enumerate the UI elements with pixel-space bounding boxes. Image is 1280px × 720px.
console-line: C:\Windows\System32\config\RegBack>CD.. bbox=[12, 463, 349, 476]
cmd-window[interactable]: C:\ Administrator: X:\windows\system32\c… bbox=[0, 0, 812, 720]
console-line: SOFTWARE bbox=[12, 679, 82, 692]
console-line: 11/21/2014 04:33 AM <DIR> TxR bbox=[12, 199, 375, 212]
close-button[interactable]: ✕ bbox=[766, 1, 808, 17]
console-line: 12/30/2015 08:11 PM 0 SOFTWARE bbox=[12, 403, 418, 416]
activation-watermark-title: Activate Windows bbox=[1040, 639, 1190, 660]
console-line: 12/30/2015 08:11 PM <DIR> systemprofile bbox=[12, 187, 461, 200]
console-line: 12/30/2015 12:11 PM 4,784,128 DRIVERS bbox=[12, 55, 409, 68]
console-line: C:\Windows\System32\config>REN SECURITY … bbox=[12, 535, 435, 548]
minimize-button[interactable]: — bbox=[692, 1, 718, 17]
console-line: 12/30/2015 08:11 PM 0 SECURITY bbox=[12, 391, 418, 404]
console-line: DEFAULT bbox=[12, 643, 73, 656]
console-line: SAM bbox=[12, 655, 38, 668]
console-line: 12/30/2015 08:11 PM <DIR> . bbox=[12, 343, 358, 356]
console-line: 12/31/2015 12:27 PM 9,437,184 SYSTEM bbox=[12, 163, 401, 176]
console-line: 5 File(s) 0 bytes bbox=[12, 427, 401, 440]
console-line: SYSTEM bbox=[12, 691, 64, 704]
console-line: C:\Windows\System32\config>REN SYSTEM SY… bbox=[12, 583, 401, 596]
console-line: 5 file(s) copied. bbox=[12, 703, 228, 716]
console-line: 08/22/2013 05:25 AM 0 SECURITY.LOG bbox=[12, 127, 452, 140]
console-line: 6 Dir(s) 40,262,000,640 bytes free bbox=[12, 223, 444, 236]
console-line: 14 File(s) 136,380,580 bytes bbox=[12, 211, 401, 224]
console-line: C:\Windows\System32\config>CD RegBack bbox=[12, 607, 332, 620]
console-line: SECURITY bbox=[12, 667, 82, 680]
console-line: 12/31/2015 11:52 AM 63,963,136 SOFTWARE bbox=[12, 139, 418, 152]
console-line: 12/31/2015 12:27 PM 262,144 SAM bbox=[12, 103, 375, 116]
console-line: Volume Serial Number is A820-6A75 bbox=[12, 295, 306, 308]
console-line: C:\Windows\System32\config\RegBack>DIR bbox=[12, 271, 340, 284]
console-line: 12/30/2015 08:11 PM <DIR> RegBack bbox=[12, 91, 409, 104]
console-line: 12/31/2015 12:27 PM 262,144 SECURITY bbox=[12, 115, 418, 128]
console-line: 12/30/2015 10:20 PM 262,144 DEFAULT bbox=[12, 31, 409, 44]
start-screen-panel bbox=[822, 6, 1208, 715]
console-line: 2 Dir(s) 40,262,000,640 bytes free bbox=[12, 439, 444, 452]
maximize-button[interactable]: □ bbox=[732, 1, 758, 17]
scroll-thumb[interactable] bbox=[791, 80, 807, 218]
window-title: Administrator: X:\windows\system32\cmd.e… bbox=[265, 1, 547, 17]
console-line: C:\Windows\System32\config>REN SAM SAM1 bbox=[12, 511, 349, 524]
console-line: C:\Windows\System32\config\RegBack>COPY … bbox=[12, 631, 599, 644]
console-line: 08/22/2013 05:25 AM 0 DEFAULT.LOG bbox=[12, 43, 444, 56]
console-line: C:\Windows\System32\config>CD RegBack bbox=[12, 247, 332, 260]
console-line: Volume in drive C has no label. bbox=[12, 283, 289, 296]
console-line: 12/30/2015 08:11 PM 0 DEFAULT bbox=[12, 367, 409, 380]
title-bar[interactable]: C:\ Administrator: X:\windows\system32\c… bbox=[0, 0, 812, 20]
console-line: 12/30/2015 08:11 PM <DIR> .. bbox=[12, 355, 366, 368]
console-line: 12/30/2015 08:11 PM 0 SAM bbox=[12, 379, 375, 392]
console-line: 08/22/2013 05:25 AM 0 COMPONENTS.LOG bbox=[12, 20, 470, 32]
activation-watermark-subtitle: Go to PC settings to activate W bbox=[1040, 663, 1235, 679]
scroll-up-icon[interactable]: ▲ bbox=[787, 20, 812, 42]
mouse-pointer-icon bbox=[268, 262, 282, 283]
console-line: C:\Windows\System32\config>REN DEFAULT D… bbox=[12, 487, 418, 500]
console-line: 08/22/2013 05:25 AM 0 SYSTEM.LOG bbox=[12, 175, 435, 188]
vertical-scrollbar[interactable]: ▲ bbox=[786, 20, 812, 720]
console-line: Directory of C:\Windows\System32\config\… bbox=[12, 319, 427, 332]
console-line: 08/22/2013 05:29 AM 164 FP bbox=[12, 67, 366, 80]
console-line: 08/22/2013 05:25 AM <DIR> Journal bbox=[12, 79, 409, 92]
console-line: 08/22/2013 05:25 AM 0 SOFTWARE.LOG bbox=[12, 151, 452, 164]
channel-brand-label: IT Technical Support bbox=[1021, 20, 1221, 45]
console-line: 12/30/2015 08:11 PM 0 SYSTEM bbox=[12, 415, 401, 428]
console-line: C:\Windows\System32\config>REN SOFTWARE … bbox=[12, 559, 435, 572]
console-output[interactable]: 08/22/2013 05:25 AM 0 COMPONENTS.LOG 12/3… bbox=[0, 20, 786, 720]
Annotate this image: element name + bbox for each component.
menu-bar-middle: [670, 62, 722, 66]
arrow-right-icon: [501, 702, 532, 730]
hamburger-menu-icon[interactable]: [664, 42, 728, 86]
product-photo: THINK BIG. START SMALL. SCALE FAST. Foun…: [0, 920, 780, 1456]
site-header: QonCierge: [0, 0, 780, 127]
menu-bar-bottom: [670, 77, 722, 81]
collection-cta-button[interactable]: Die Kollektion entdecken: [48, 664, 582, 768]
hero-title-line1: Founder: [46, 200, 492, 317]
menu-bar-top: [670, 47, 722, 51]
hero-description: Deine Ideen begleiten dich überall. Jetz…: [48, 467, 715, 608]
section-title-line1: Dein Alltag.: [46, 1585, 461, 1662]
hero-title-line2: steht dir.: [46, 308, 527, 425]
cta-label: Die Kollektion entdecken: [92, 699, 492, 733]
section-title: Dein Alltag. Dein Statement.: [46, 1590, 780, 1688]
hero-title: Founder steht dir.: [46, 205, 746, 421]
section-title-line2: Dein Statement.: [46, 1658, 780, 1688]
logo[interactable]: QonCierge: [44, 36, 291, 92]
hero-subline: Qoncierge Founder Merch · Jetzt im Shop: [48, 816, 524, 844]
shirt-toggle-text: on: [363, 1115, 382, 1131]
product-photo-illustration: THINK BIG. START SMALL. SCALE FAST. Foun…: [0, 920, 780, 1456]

> **SET EXERCISE**:
Copy all of the entries above word for word, keeping every line unchanged and in the same order.

> **ANSWER FOR THE TASK**:
enumerate the UI elements with pixel-space bounding boxes. Image is 1280px × 720px.
console-line: C:\Windows\System32\config\RegBack>CD.. bbox=[12, 463, 349, 476]
cmd-window[interactable]: C:\ Administrator: X:\windows\system32\c… bbox=[0, 0, 812, 720]
console-line: SOFTWARE bbox=[12, 679, 82, 692]
console-line: 11/21/2014 04:33 AM <DIR> TxR bbox=[12, 199, 375, 212]
close-button[interactable]: ✕ bbox=[766, 1, 808, 17]
console-line: 12/30/2015 08:11 PM 0 SOFTWARE bbox=[12, 403, 418, 416]
activation-watermark-title: Activate Windows bbox=[1040, 639, 1190, 660]
console-line: 12/30/2015 08:11 PM <DIR> systemprofile bbox=[12, 187, 461, 200]
console-line: 12/30/2015 12:11 PM 4,784,128 DRIVERS bbox=[12, 55, 409, 68]
console-line: C:\Windows\System32\config>REN SECURITY … bbox=[12, 535, 435, 548]
minimize-button[interactable]: — bbox=[692, 1, 718, 17]
console-line: 12/30/2015 08:11 PM 0 SECURITY bbox=[12, 391, 418, 404]
console-line: DEFAULT bbox=[12, 643, 73, 656]
console-line: SAM bbox=[12, 655, 38, 668]
console-line: 12/30/2015 08:11 PM <DIR> . bbox=[12, 343, 358, 356]
console-line: 12/31/2015 12:27 PM 9,437,184 SYSTEM bbox=[12, 163, 401, 176]
console-line: 5 File(s) 0 bytes bbox=[12, 427, 401, 440]
console-line: SYSTEM bbox=[12, 691, 64, 704]
console-line: C:\Windows\System32\config>REN SYSTEM SY… bbox=[12, 583, 401, 596]
console-line: 5 file(s) copied. bbox=[12, 703, 228, 716]
console-line: 08/22/2013 05:25 AM 0 SECURITY.LOG bbox=[12, 127, 452, 140]
console-line: 6 Dir(s) 40,262,000,640 bytes free bbox=[12, 223, 444, 236]
console-line: 14 File(s) 136,380,580 bytes bbox=[12, 211, 401, 224]
console-line: C:\Windows\System32\config>CD RegBack bbox=[12, 607, 332, 620]
console-line: SECURITY bbox=[12, 667, 82, 680]
console-line: 12/31/2015 11:52 AM 63,963,136 SOFTWARE bbox=[12, 139, 418, 152]
console-line: 12/31/2015 12:27 PM 262,144 SAM bbox=[12, 103, 375, 116]
console-line: Volume Serial Number is A820-6A75 bbox=[12, 295, 306, 308]
console-line: C:\Windows\System32\config\RegBack>DIR bbox=[12, 271, 340, 284]
console-line: 12/30/2015 08:11 PM <DIR> RegBack bbox=[12, 91, 409, 104]
console-line: 12/31/2015 12:27 PM 262,144 SECURITY bbox=[12, 115, 418, 128]
console-line: 12/30/2015 10:20 PM 262,144 DEFAULT bbox=[12, 31, 409, 44]
start-screen-panel bbox=[822, 6, 1208, 715]
console-line: 2 Dir(s) 40,262,000,640 bytes free bbox=[12, 439, 444, 452]
maximize-button[interactable]: □ bbox=[732, 1, 758, 17]
scroll-thumb[interactable] bbox=[791, 80, 807, 218]
window-title: Administrator: X:\windows\system32\cmd.e… bbox=[265, 1, 547, 17]
console-line: C:\Windows\System32\config>REN SAM SAM1 bbox=[12, 511, 349, 524]
console-line: C:\Windows\System32\config\RegBack>COPY … bbox=[12, 631, 599, 644]
console-line: 08/22/2013 05:25 AM 0 DEFAULT.LOG bbox=[12, 43, 444, 56]
console-line: C:\Windows\System32\config>CD RegBack bbox=[12, 247, 332, 260]
console-line: Volume in drive C has no label. bbox=[12, 283, 289, 296]
console-line: 12/30/2015 08:11 PM 0 DEFAULT bbox=[12, 367, 409, 380]
title-bar[interactable]: C:\ Administrator: X:\windows\system32\c… bbox=[0, 0, 812, 20]
console-line: 12/30/2015 08:11 PM <DIR> .. bbox=[12, 355, 366, 368]
console-line: 12/30/2015 08:11 PM 0 SAM bbox=[12, 379, 375, 392]
console-line: 08/22/2013 05:25 AM 0 COMPONENTS.LOG bbox=[12, 20, 470, 32]
activation-watermark-subtitle: Go to PC settings to activate W bbox=[1040, 663, 1235, 679]
scroll-up-icon[interactable]: ▲ bbox=[787, 20, 812, 42]
mouse-pointer-icon bbox=[268, 262, 282, 283]
console-line: C:\Windows\System32\config>REN DEFAULT D… bbox=[12, 487, 418, 500]
console-line: 08/22/2013 05:25 AM 0 SYSTEM.LOG bbox=[12, 175, 435, 188]
vertical-scrollbar[interactable]: ▲ bbox=[786, 20, 812, 720]
console-line: Directory of C:\Windows\System32\config\… bbox=[12, 319, 427, 332]
console-line: 08/22/2013 05:29 AM 164 FP bbox=[12, 67, 366, 80]
console-line: 08/22/2013 05:25 AM <DIR> Journal bbox=[12, 79, 409, 92]
console-line: 08/22/2013 05:25 AM 0 SOFTWARE.LOG bbox=[12, 151, 452, 164]
channel-brand-label: IT Technical Support bbox=[1021, 20, 1221, 45]
console-line: 12/30/2015 08:11 PM 0 SYSTEM bbox=[12, 415, 401, 428]
console-line: C:\Windows\System32\config>REN SOFTWARE … bbox=[12, 559, 435, 572]
console-output[interactable]: 08/22/2013 05:25 AM 0 COMPONENTS.LOG 12/3… bbox=[0, 20, 786, 720]
Annotate this image: element name + bbox for each component.
menu-bar-middle: [670, 62, 722, 66]
arrow-right-icon: [501, 702, 532, 730]
hamburger-menu-icon[interactable]: [664, 42, 728, 86]
product-photo: THINK BIG. START SMALL. SCALE FAST. Foun…: [0, 920, 780, 1456]
site-header: QonCierge: [0, 0, 780, 127]
menu-bar-bottom: [670, 77, 722, 81]
collection-cta-button[interactable]: Die Kollektion entdecken: [48, 664, 582, 768]
hero-title-line1: Founder: [46, 200, 492, 317]
menu-bar-top: [670, 47, 722, 51]
hero-description: Deine Ideen begleiten dich überall. Jetz…: [48, 467, 715, 608]
section-title-line1: Dein Alltag.: [46, 1585, 461, 1662]
hero-title-line2: steht dir.: [46, 308, 527, 425]
cta-label: Die Kollektion entdecken: [92, 699, 492, 733]
section-title: Dein Alltag. Dein Statement.: [46, 1590, 780, 1688]
hero-title: Founder steht dir.: [46, 205, 746, 421]
section-title-line2: Dein Statement.: [46, 1658, 780, 1688]
logo[interactable]: QonCierge: [44, 36, 291, 92]
hero-subline: Qoncierge Founder Merch · Jetzt im Shop: [48, 816, 524, 844]
shirt-toggle-text: on: [363, 1115, 382, 1131]
product-photo-illustration: THINK BIG. START SMALL. SCALE FAST. Foun…: [0, 920, 780, 1456]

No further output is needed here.